(Records)
------
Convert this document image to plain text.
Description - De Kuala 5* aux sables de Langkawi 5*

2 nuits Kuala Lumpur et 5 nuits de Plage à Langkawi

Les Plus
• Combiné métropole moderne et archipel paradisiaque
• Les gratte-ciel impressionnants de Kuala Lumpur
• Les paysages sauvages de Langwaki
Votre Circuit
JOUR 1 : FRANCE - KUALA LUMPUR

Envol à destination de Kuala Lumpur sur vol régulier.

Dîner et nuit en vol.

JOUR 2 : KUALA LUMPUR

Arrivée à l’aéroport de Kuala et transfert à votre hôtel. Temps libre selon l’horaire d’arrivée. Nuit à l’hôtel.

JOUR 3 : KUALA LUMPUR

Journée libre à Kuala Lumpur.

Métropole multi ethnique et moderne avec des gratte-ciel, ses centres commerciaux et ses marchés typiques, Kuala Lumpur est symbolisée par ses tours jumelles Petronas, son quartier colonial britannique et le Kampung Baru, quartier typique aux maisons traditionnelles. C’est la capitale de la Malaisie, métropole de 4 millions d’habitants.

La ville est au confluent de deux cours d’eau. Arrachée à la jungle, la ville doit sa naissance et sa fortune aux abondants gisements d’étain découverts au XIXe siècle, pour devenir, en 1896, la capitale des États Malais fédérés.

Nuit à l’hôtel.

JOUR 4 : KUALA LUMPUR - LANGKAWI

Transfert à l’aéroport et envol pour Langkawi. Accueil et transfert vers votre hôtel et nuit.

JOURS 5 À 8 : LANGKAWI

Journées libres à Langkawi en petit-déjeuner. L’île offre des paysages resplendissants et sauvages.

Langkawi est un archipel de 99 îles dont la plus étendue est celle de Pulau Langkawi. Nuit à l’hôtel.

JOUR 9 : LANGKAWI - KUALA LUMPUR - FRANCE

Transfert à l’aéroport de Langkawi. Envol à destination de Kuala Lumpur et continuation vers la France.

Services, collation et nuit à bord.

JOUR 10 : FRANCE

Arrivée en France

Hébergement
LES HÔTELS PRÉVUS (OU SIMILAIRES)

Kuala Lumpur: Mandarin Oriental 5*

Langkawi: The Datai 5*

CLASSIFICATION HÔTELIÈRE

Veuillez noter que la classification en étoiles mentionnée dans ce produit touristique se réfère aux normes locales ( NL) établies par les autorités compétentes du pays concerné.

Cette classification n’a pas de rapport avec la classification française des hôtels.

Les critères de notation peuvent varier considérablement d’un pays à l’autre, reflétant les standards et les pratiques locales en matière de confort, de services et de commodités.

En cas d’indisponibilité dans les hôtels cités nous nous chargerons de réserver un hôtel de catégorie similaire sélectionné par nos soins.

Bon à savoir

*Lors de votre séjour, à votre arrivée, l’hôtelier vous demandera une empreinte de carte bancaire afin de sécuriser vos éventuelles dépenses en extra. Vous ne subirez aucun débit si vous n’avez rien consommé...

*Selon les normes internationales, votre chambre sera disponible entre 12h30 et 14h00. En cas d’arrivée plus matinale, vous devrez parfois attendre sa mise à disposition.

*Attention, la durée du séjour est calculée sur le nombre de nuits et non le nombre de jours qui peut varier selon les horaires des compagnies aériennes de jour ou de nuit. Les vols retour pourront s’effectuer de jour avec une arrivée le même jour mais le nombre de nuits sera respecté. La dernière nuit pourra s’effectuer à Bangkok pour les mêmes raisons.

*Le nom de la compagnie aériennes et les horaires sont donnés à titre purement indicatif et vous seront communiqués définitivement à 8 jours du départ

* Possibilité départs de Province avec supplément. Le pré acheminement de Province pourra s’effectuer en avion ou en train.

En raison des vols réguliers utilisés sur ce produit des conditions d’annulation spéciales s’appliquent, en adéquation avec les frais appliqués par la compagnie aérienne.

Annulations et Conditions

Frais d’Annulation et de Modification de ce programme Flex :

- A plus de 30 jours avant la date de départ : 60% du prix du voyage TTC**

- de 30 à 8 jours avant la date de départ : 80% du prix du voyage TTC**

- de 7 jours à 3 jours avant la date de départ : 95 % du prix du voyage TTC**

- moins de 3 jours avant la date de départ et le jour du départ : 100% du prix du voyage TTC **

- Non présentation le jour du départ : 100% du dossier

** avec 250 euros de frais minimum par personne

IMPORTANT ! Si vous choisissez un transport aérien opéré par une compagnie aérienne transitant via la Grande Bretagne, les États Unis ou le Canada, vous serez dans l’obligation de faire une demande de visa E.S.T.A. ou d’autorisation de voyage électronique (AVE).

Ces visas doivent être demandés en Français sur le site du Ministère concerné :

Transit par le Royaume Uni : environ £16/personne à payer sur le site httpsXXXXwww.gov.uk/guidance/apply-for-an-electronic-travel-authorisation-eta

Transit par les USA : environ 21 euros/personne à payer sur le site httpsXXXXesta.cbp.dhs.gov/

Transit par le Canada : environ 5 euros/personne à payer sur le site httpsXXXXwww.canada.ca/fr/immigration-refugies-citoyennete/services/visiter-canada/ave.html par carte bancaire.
------
Brief:
Copy the material above, line for line.

Full answer:
Convert this document image to plain text.
Description - De Kuala 5* aux sables de Langkawi 5*

2 nuits Kuala Lumpur et 5 nuits de Plage à Langkawi

Les Plus
• Combiné métropole moderne et archipel paradisiaque
• Les gratte-ciel impressionnants de Kuala Lumpur
• Les paysages sauvages de Langwaki
Votre Circuit
JOUR 1 : FRANCE - KUALA LUMPUR

Envol à destination de Kuala Lumpur sur vol régulier.

Dîner et nuit en vol.

JOUR 2 : KUALA LUMPUR

Arrivée à l’aéroport de Kuala et transfert à votre hôtel. Temps libre selon l’horaire d’arrivée. Nuit à l’hôtel.

JOUR 3 : KUALA LUMPUR

Journée libre à Kuala Lumpur.

Métropole multi ethnique et moderne avec des gratte-ciel, ses centres commerciaux et ses marchés typiques, Kuala Lumpur est symbolisée par ses tours jumelles Petronas, son quartier colonial britannique et le Kampung Baru, quartier typique aux maisons traditionnelles. C’est la capitale de la Malaisie, métropole de 4 millions d’habitants.

La ville est au confluent de deux cours d’eau. Arrachée à la jungle, la ville doit sa naissance et sa fortune aux abondants gisements d’étain découverts au XIXe siècle, pour devenir, en 1896, la capitale des États Malais fédérés.

Nuit à l’hôtel.

JOUR 4 : KUALA LUMPUR - LANGKAWI

Transfert à l’aéroport et envol pour Langkawi. Accueil et transfert vers votre hôtel et nuit.

JOURS 5 À 8 : LANGKAWI

Journées libres à Langkawi en petit-déjeuner. L’île offre des paysages resplendissants et sauvages.

Langkawi est un archipel de 99 îles dont la plus étendue est celle de Pulau Langkawi. Nuit à l’hôtel.

JOUR 9 : LANGKAWI - KUALA LUMPUR - FRANCE

Transfert à l’aéroport de Langkawi. Envol à destination de Kuala Lumpur et continuation vers la France.

Services, collation et nuit à bord.

JOUR 10 : FRANCE

Arrivée en France

Hébergement
LES HÔTELS PRÉVUS (OU SIMILAIRES)

Kuala Lumpur: Mandarin Oriental 5*

Langkawi: The Datai 5*

CLASSIFICATION HÔTELIÈRE

Veuillez noter que la classification en étoiles mentionnée dans ce produit touristique se réfère aux normes locales ( NL) établies par les autorités compétentes du pays concerné.

Cette classification n’a pas de rapport avec la classification française des hôtels.

Les critères de notation peuvent varier considérablement d’un pays à l’autre, reflétant les standards et les pratiques locales en matière de confort, de services et de commodités.

En cas d’indisponibilité dans les hôtels cités nous nous chargerons de réserver un hôtel de catégorie similaire sélectionné par nos soins.

Bon à savoir

*Lors de votre séjour, à votre arrivée, l’hôtelier vous demandera une empreinte de carte bancaire afin de sécuriser vos éventuelles dépenses en extra. Vous ne subirez aucun débit si vous n’avez rien consommé...

*Selon les normes internationales, votre chambre sera disponible entre 12h30 et 14h00. En cas d’arrivée plus matinale, vous devrez parfois attendre sa mise à disposition.

*Attention, la durée du séjour est calculée sur le nombre de nuits et non le nombre de jours qui peut varier selon les horaires des compagnies aériennes de jour ou de nuit. Les vols retour pourront s’effectuer de jour avec une arrivée le même jour mais le nombre de nuits sera respecté. La dernière nuit pourra s’effectuer à Bangkok pour les mêmes raisons.

*Le nom de la compagnie aériennes et les horaires sont donnés à titre purement indicatif et vous seront communiqués définitivement à 8 jours du départ

* Possibilité départs de Province avec supplément. Le pré acheminement de Province pourra s’effectuer en avion ou en train.

En raison des vols réguliers utilisés sur ce produit des conditions d’annulation spéciales s’appliquent, en adéquation avec les frais appliqués par la compagnie aérienne.

Annulations et Conditions

Frais d’Annulation et de Modification de ce programme Flex :

- A plus de 30 jours avant la date de départ : 60% du prix du voyage TTC**

- de 30 à 8 jours avant la date de départ : 80% du prix du voyage TTC**

- de 7 jours à 3 jours avant la date de départ : 95 % du prix du voyage TTC**

- moins de 3 jours avant la date de départ et le jour du départ : 100% du prix du voyage TTC **

- Non présentation le jour du départ : 100% du dossier

** avec 250 euros de frais minimum par personne

IMPORTANT ! Si vous choisissez un transport aérien opéré par une compagnie aérienne transitant via la Grande Bretagne, les États Unis ou le Canada, vous serez dans l’obligation de faire une demande de visa E.S.T.A. ou d’autorisation de voyage électronique (AVE).

Ces visas doivent être demandés en Français sur le site du Ministère concerné :

Transit par le Royaume Uni : environ £16/personne à payer sur le site httpsXXXXwww.gov.uk/guidance/apply-for-an-electronic-travel-authorisation-eta

Transit par les USA : environ 21 euros/personne à payer sur le site httpsXXXXesta.cbp.dhs.gov/

Transit par le Canada : environ 5 euros/personne à payer sur le site httpsXXXXwww.canada.ca/fr/immigration-refugies-citoyennete/services/visiter-canada/ave.html par carte bancaire.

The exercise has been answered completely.